• **Source text**:
Declining Bond Yields

The decline U.S. long-term yields has baffled market participants given a backdrop of persistent inflation pressure, stronger, and tighter labor market, as well the Fed’s tapering of its bond buying.

Jonathan Cohen, head of rates trading strategy at Credit Suisse in New York, said the decline in yields could be attributed, in part, to supply-demand factors, which include rapid buying of U.S. Treasuries by banks, the reduction in available supply even after accounting for Fed tapering, and the de-risking of pension funds as they gravitate toward bonds.

Since late November, U.S. 10-year yields have declined by more than 30 basis points and was last down at 1.397 percent. U.S. 30-year yields, meanwhile, have fallen more than 20 basis points and last traded at 1.824 percent.

Fed Chair Jerome Powell said on Wednesday though that he’s not too “troubled” about where the long bond is.

“It’s not surprising that there’s a lot of demand for U.S. sovereigns in a world ... a risk-free world ... where they’re yielding so much more than Bunds or JGBs (Japanese government bond,” Powell added.

Still, some analysts believe the terminal rate is way too low and may well end up higher than what markets expected.

“The risks to the hiking cycle are numerous. But it is important to stress they are just that–namely, risks–and it seems strange for the Fed and markets to be positioned for a risk scenario,” said Andrea Cicione, head of strategy at TS Lombard.

“In our view, it is more likely that the Fed and markets will move toward the economic reality once risks fail to materialize.”

• **Dataset content**:
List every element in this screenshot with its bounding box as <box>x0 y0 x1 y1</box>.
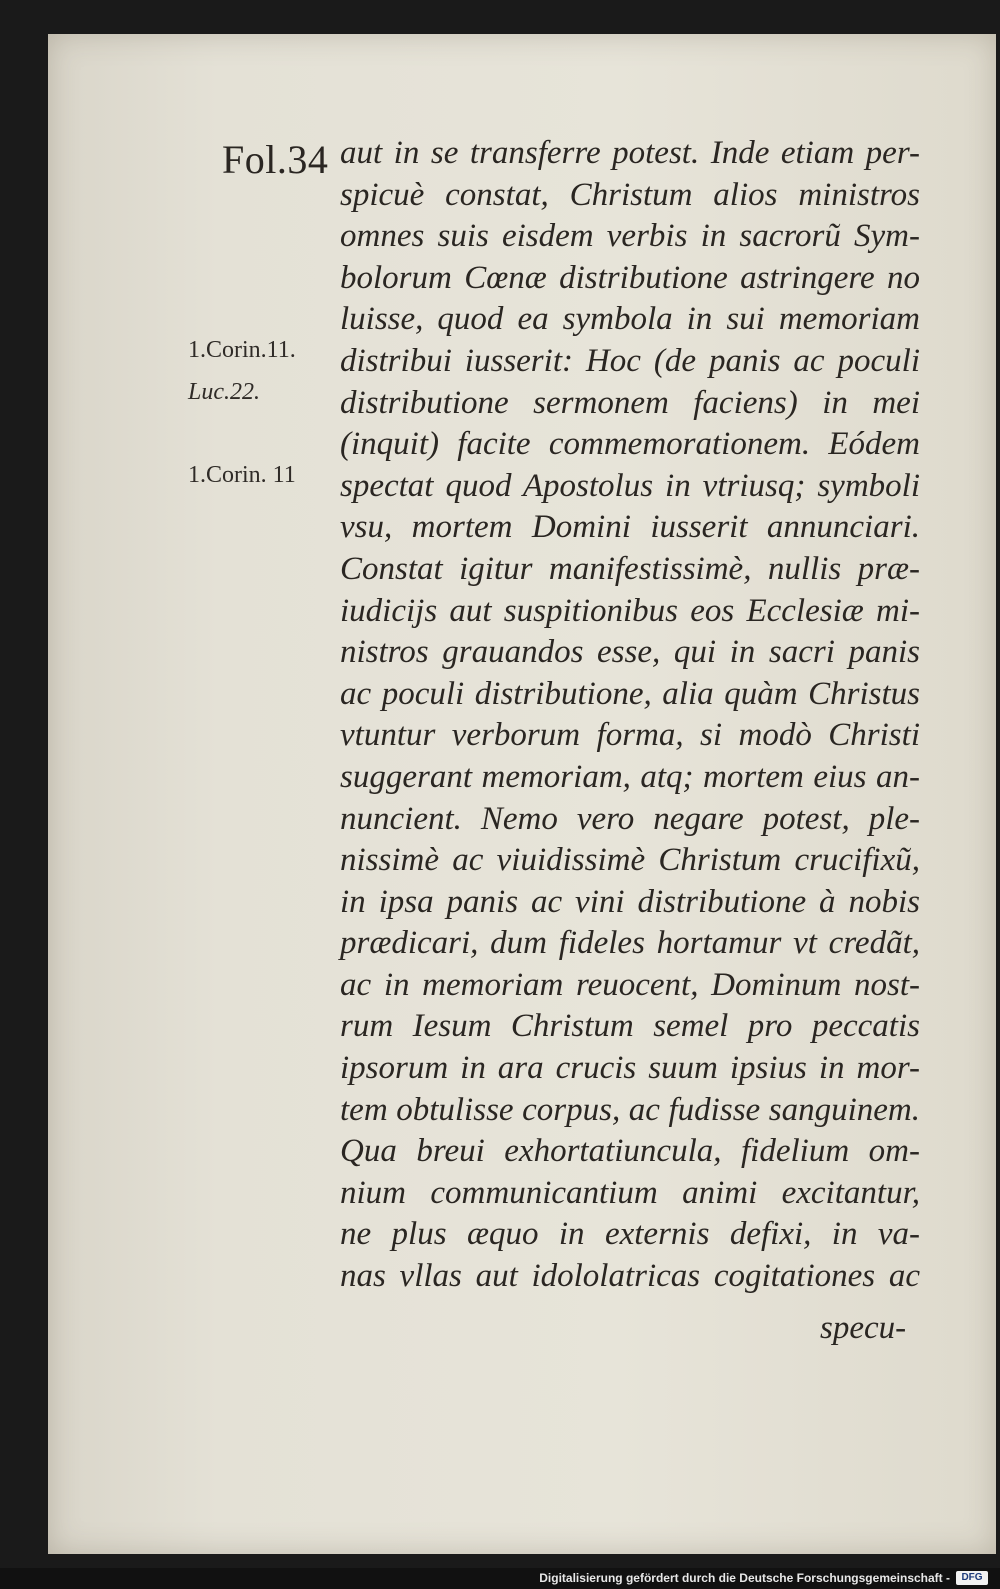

• **Instructions to follow**: Please rewrite the bond yields text from "Fed Chair Jerome" to "what markets expected.", putting "30-year bond" in place of "long bond".

• **Task answer**:
Fed Chair Jerome Powell said on Wednesday though that he’s not too “troubled” about where the 30-year bond is.

“It’s not surprising that there’s a lot of demand for U.S. sovereigns in a world ... a risk-free world ... where they’re yielding so much more than Bunds or JGBs (Japanese government bond,” Powell added.

Still, some analysts believe the terminal rate is way too low and may well end up higher than what markets expected.